### [Required work]
Check each line of the records below for the word "Winds" and copy those where it appears.
— start of Material shown —
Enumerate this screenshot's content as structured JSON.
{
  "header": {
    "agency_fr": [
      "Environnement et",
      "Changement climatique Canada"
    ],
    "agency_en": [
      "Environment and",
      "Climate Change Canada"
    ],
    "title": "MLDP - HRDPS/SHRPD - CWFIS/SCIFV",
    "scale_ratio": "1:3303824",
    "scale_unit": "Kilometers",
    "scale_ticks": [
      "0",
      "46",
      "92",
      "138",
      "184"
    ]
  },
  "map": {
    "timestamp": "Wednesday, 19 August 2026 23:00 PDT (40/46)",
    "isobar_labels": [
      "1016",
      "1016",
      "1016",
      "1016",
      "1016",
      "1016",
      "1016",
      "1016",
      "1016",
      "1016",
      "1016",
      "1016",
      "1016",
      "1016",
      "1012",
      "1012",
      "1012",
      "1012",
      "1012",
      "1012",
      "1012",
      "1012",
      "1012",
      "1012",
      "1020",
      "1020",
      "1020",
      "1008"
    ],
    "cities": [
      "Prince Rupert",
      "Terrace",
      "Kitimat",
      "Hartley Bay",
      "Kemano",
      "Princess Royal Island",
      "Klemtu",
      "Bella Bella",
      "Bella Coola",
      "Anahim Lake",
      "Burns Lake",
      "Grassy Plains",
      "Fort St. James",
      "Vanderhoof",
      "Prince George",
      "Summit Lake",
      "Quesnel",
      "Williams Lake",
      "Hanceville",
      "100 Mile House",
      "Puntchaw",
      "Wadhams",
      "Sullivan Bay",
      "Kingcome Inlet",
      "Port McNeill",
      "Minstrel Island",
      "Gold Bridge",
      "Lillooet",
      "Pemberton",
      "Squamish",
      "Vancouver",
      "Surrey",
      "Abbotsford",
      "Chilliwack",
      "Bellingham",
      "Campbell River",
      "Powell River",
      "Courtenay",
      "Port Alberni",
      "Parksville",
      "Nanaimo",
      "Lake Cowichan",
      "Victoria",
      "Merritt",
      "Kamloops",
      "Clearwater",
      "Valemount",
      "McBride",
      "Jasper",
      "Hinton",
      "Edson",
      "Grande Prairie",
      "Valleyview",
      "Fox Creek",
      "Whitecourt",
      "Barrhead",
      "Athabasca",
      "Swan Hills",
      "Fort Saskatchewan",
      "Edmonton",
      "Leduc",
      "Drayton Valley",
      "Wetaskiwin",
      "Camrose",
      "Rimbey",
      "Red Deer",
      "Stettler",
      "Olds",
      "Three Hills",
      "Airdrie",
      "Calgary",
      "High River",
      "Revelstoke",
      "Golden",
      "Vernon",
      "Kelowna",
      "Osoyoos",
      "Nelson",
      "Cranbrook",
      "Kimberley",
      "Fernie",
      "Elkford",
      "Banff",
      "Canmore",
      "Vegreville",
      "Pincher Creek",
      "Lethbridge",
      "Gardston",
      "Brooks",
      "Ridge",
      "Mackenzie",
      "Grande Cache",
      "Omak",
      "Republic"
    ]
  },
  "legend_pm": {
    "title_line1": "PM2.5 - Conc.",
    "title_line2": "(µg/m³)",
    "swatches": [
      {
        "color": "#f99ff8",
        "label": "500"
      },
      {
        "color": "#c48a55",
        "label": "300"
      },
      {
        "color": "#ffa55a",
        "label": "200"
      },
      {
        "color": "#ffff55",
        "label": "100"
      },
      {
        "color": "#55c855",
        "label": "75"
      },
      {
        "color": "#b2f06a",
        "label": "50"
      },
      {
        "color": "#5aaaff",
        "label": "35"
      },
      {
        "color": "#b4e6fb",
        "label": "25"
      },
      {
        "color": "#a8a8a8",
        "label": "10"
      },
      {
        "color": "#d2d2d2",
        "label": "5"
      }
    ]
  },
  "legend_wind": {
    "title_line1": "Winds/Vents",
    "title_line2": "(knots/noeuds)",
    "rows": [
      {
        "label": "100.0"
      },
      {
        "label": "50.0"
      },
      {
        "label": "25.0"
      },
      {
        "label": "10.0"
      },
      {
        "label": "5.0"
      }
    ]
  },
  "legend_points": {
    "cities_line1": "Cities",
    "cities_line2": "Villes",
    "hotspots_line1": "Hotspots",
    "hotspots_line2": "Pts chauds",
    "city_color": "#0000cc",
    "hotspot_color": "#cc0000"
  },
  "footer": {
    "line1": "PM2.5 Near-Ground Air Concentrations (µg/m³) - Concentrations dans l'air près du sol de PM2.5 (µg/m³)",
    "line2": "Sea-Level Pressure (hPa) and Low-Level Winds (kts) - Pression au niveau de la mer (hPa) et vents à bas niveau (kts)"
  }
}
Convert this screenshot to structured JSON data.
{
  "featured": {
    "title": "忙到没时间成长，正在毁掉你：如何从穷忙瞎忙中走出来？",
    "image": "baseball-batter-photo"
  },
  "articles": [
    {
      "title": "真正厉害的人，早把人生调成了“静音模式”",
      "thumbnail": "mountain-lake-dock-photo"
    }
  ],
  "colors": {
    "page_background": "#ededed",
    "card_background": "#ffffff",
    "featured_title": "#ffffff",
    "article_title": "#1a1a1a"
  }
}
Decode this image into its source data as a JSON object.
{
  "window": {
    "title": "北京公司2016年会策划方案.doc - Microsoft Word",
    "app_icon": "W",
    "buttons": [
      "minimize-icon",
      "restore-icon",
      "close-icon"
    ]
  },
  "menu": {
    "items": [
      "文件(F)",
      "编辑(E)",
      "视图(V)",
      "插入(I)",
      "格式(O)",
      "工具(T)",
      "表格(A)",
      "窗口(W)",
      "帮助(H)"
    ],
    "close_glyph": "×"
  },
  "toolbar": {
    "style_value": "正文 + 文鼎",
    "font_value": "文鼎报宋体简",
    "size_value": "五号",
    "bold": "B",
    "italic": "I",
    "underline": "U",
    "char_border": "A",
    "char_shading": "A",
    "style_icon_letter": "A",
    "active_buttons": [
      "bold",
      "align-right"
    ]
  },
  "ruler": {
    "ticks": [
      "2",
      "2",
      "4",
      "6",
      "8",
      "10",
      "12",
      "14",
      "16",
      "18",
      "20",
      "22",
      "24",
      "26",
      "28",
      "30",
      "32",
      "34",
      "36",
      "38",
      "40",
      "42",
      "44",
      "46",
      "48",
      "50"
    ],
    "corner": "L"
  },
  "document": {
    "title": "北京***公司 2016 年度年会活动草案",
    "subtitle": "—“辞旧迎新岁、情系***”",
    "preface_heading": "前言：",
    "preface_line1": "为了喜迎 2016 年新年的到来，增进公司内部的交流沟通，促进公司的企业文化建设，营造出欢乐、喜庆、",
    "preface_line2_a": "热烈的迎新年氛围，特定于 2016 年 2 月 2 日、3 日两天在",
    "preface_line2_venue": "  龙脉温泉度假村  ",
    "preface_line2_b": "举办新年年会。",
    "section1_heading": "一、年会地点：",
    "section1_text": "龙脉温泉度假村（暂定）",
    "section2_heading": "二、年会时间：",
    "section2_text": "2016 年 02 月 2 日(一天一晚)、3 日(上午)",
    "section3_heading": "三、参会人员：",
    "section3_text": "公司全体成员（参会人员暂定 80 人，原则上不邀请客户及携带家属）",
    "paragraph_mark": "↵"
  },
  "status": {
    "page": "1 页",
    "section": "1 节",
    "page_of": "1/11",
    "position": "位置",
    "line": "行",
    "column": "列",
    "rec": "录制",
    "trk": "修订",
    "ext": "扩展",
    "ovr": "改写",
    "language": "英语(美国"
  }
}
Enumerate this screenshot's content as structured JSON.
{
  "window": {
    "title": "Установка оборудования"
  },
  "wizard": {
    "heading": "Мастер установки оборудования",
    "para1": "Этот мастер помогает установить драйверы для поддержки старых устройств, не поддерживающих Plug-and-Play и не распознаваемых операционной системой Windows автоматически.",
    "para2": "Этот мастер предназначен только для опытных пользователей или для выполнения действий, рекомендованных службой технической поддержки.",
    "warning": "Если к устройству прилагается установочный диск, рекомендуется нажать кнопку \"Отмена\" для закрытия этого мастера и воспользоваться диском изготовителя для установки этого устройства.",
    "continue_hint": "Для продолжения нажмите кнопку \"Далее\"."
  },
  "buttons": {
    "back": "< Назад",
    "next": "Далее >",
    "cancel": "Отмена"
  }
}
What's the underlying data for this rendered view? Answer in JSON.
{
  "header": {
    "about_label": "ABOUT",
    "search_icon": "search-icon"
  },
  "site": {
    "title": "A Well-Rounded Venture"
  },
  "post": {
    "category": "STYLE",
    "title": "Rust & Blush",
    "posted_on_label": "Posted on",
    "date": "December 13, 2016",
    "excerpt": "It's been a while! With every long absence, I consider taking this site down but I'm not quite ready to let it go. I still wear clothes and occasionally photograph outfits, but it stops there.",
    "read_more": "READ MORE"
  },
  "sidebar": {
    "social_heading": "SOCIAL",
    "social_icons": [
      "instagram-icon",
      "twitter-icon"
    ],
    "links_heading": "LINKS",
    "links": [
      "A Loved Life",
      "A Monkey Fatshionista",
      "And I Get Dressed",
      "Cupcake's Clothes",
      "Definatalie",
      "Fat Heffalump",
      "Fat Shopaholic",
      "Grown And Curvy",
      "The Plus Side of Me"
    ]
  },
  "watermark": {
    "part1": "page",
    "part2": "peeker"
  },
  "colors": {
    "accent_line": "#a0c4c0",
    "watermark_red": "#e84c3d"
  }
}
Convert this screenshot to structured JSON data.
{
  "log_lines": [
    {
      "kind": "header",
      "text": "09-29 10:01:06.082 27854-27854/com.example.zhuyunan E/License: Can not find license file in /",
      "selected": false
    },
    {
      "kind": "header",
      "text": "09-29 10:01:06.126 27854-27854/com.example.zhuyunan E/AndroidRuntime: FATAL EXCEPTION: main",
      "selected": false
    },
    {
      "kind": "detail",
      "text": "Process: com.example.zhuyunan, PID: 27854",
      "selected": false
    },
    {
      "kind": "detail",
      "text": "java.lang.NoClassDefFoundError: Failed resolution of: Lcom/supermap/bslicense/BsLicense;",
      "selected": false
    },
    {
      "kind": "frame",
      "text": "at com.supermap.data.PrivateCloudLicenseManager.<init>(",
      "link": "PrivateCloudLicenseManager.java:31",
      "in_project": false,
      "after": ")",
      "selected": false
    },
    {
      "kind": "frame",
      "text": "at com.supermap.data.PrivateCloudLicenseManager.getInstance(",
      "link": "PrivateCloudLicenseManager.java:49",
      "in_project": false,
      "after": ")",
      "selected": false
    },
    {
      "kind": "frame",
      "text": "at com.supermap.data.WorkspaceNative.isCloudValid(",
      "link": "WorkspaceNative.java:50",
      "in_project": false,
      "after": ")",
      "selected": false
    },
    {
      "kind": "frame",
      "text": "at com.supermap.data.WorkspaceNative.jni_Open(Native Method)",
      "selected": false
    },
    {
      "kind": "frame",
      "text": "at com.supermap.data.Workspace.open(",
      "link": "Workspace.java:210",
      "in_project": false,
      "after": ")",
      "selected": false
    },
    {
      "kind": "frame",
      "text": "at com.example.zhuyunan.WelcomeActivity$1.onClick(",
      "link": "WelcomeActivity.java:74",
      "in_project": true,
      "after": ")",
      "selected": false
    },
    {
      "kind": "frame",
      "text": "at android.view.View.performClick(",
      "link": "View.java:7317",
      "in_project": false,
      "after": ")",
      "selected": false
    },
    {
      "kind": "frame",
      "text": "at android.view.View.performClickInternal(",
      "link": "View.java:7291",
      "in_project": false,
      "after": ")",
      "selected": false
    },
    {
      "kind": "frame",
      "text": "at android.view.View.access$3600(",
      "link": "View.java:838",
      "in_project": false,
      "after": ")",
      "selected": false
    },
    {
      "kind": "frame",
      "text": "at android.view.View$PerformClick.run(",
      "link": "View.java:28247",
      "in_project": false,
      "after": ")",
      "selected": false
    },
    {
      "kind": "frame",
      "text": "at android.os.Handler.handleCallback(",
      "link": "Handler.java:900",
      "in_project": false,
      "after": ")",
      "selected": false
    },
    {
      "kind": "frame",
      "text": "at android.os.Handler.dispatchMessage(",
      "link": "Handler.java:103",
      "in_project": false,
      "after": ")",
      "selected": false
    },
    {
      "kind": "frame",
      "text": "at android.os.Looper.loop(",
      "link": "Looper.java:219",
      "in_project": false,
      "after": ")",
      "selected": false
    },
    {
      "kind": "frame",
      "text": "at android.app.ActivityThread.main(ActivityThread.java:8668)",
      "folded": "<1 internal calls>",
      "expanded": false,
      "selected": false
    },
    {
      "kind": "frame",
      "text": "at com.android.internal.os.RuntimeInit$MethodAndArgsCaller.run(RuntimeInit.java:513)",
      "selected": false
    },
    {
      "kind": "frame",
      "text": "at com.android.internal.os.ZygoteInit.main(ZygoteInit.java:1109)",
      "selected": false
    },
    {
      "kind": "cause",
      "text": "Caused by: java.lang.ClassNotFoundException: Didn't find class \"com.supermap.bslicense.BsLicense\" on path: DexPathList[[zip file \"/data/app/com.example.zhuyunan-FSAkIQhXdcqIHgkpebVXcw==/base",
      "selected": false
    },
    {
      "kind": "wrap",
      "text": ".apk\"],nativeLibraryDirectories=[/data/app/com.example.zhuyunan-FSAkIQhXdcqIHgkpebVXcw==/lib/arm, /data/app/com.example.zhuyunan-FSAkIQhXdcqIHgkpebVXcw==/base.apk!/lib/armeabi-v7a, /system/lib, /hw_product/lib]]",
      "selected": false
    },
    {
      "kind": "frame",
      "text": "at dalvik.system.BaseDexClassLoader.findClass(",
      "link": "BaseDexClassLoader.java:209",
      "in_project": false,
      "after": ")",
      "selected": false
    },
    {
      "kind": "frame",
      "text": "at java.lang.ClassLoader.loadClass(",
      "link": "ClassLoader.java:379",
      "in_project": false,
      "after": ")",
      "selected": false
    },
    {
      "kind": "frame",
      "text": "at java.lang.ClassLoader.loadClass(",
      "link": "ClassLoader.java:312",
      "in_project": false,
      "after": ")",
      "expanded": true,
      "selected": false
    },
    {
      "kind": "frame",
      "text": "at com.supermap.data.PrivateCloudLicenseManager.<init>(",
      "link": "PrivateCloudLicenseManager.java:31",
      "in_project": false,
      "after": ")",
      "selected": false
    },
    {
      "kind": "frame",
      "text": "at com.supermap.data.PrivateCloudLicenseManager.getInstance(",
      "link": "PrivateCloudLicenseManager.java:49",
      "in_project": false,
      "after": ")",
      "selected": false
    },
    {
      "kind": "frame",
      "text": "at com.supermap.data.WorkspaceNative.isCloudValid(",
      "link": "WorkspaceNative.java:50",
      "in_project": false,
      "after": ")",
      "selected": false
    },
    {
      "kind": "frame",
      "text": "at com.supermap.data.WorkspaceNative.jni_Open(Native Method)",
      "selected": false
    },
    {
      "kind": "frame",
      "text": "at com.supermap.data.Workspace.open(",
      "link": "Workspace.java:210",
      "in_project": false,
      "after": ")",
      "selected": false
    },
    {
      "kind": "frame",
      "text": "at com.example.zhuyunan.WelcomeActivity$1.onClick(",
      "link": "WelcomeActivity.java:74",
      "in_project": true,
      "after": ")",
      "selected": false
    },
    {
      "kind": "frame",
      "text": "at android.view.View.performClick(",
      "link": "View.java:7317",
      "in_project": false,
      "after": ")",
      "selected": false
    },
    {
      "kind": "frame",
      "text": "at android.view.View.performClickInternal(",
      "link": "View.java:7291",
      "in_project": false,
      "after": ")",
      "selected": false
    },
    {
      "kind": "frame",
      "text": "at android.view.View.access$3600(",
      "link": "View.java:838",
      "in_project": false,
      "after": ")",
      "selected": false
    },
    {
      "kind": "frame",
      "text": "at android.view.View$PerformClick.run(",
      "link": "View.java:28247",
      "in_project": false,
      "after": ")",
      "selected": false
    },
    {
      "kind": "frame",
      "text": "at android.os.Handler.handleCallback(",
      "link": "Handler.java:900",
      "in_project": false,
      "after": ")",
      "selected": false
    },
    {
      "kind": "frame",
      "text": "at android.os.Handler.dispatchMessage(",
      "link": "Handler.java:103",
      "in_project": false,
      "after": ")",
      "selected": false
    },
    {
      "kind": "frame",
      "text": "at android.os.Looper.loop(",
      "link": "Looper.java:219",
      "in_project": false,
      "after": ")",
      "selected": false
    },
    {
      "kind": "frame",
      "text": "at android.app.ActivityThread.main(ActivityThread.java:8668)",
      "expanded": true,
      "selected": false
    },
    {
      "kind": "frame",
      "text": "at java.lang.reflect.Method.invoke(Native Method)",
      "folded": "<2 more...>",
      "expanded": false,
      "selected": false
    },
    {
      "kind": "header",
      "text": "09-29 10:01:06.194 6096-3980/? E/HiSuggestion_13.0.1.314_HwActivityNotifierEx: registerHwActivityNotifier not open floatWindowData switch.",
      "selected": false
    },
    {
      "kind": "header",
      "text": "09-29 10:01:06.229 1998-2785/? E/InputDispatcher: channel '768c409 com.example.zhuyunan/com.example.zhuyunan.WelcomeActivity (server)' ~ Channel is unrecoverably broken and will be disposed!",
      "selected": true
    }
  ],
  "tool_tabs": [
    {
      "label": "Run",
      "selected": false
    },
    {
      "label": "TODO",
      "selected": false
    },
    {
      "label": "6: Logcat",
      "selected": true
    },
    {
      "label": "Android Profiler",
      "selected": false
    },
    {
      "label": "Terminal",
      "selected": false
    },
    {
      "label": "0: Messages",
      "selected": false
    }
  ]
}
— end of Material shown —
### [Written response]
    "title_line1": "Winds/Vents",
    "line2": "Sea-Level Pressure (hPa) and Low-Level Winds (kts) - Pression au niveau de la mer (hPa) et vents à bas niveau (kts)"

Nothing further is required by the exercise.